▸ **EXERCISE TASK**
Each entry must be given again exactly; images do not belong in the copy.

— Begin —

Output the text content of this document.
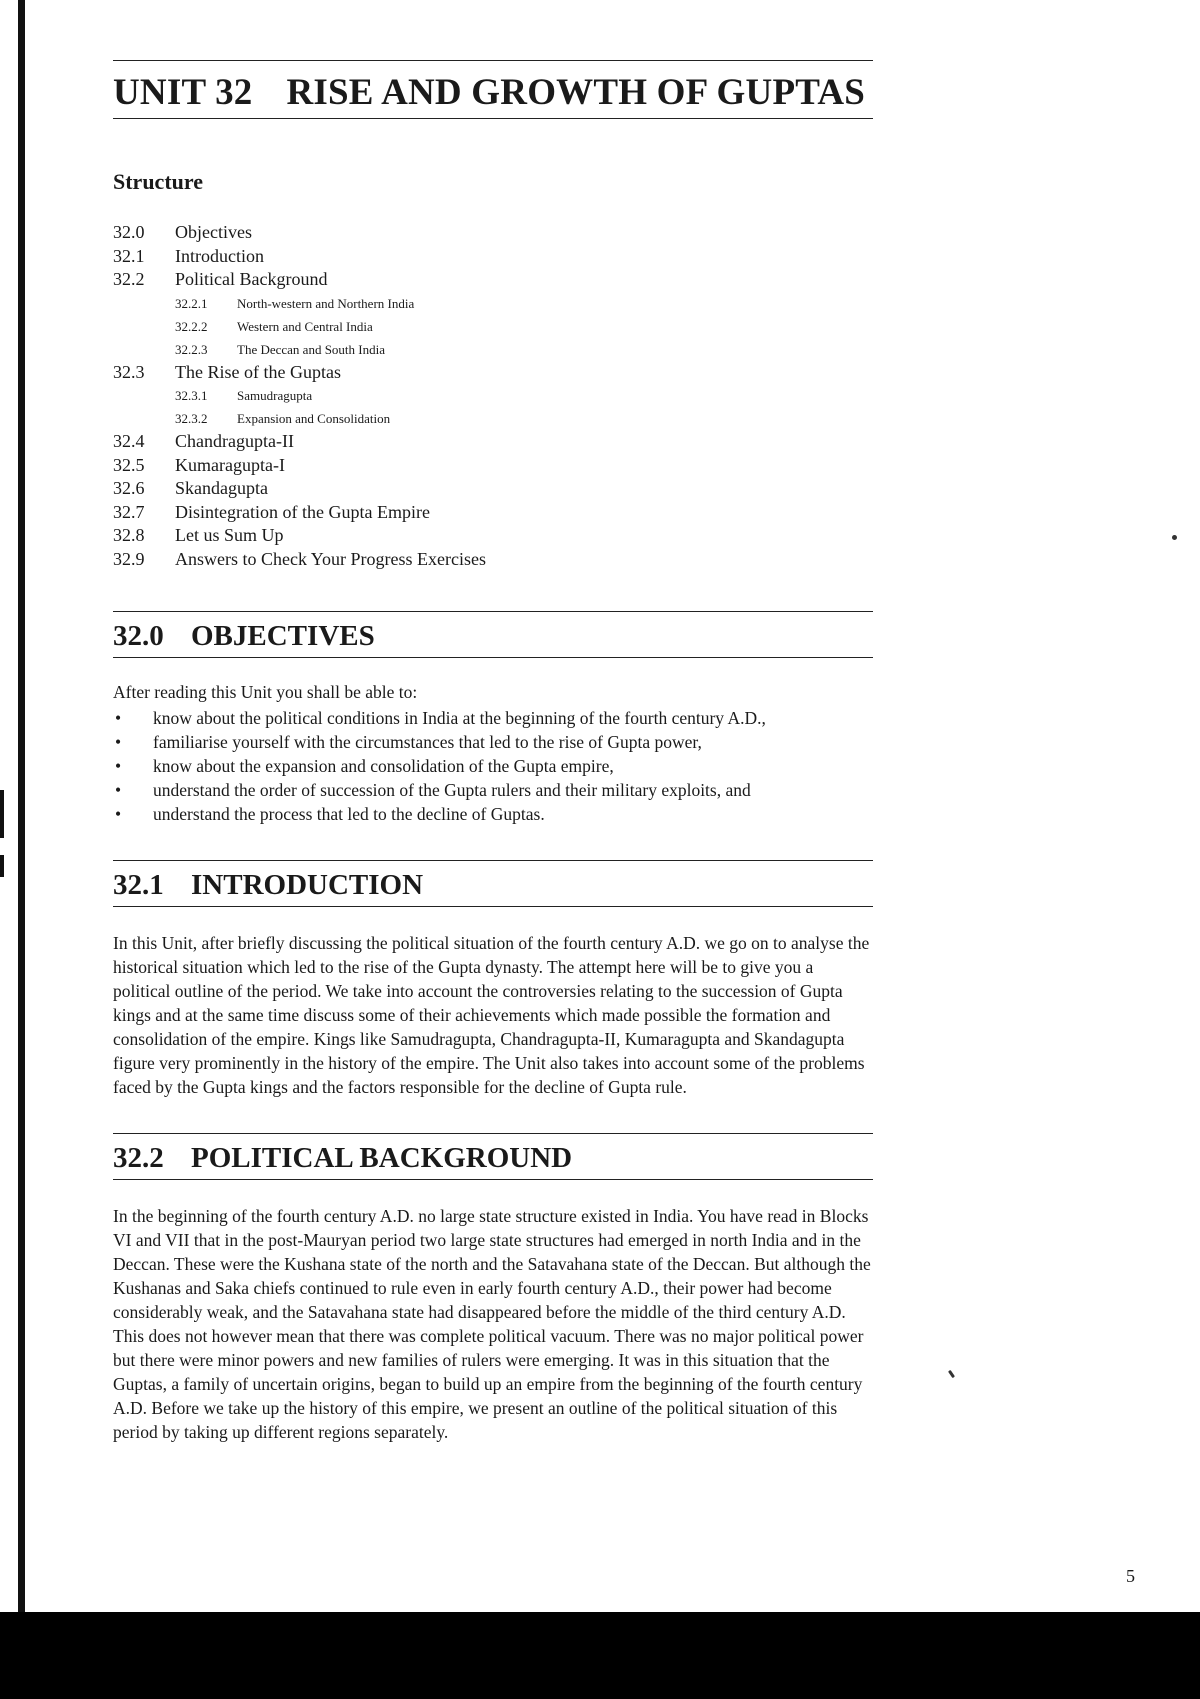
UNIT 32 RISE AND GROWTH OF GUPTAS
Structure
32.0	Objectives
32.1	Introduction
32.2	Political Background
32.2.1	North-western and Northern India
32.2.2	Western and Central India
32.2.3	The Deccan and South India
32.3	The Rise of the Guptas
32.3.1	Samudragupta
32.3.2	Expansion and Consolidation
32.4	Chandragupta-II
32.5	Kumaragupta-I
32.6	Skandagupta
32.7	Disintegration of the Gupta Empire
32.8	Let us Sum Up
32.9	Answers to Check Your Progress Exercises
32.0 OBJECTIVES
After reading this Unit you shall be able to:
•	know about the political conditions in India at the beginning of the fourth century A.D.,
•	familiarise yourself with the circumstances that led to the rise of Gupta power,
•	know about the expansion and consolidation of the Gupta empire,
•	understand the order of succession of the Gupta rulers and their military exploits, and
•	understand the process that led to the decline of Guptas.
32.1 INTRODUCTION

In this Unit, after briefly discussing the political situation of the fourth century A.D. we go on to analyse the historical situation which led to the rise of the Gupta dynasty. The attempt here will be to give you a political outline of the period. We take into account the controversies relating to the succession of Gupta kings and at the same time discuss some of their achievements which made possible the formation and consolidation of the empire. Kings like Samudragupta, Chandragupta-II, Kumaragupta and Skandagupta figure very prominently in the history of the empire. The Unit also takes into account some of the problems faced by the Gupta kings and the factors responsible for the decline of Gupta rule.

32.2 POLITICAL BACKGROUND

In the beginning of the fourth century A.D. no large state structure existed in India. You have read in Blocks VI and VII that in the post-Mauryan period two large state structures had emerged in north India and in the Deccan. These were the Kushana state of the north and the Satavahana state of the Deccan. But although the Kushanas and Saka chiefs continued to rule even in early fourth century A.D., their power had become considerably weak, and the Satavahana state had disappeared before the middle of the third century A.D. This does not however mean that there was complete political vacuum. There was no major political power but there were minor powers and new families of rulers were emerging. It was in this situation that the Guptas, a family of uncertain origins, began to build up an empire from the beginning of the fourth century A.D. Before we take up the history of this empire, we present an outline of the political situation of this period by taking up different regions separately.

5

— End —

▸ **FULL SOLUTION**
Output the text content of this document.
UNIT 32 RISE AND GROWTH OF GUPTAS
Structure
32.0	Objectives
32.1	Introduction
32.2	Political Background
32.2.1	North-western and Northern India
32.2.2	Western and Central India
32.2.3	The Deccan and South India
32.3	The Rise of the Guptas
32.3.1	Samudragupta
32.3.2	Expansion and Consolidation
32.4	Chandragupta-II
32.5	Kumaragupta-I
32.6	Skandagupta
32.7	Disintegration of the Gupta Empire
32.8	Let us Sum Up
32.9	Answers to Check Your Progress Exercises
32.0 OBJECTIVES
After reading this Unit you shall be able to:
•	know about the political conditions in India at the beginning of the fourth century A.D.,
•	familiarise yourself with the circumstances that led to the rise of Gupta power,
•	know about the expansion and consolidation of the Gupta empire,
•	understand the order of succession of the Gupta rulers and their military exploits, and
•	understand the process that led to the decline of Guptas.
32.1 INTRODUCTION

In this Unit, after briefly discussing the political situation of the fourth century A.D. we go on to analyse the historical situation which led to the rise of the Gupta dynasty. The attempt here will be to give you a political outline of the period. We take into account the controversies relating to the succession of Gupta kings and at the same time discuss some of their achievements which made possible the formation and consolidation of the empire. Kings like Samudragupta, Chandragupta-II, Kumaragupta and Skandagupta figure very prominently in the history of the empire. The Unit also takes into account some of the problems faced by the Gupta kings and the factors responsible for the decline of Gupta rule.

32.2 POLITICAL BACKGROUND

In the beginning of the fourth century A.D. no large state structure existed in India. You have read in Blocks VI and VII that in the post-Mauryan period two large state structures had emerged in north India and in the Deccan. These were the Kushana state of the north and the Satavahana state of the Deccan. But although the Kushanas and Saka chiefs continued to rule even in early fourth century A.D., their power had become considerably weak, and the Satavahana state had disappeared before the middle of the third century A.D. This does not however mean that there was complete political vacuum. There was no major political power but there were minor powers and new families of rulers were emerging. It was in this situation that the Guptas, a family of uncertain origins, began to build up an empire from the beginning of the fourth century A.D. Before we take up the history of this empire, we present an outline of the political situation of this period by taking up different regions separately.

5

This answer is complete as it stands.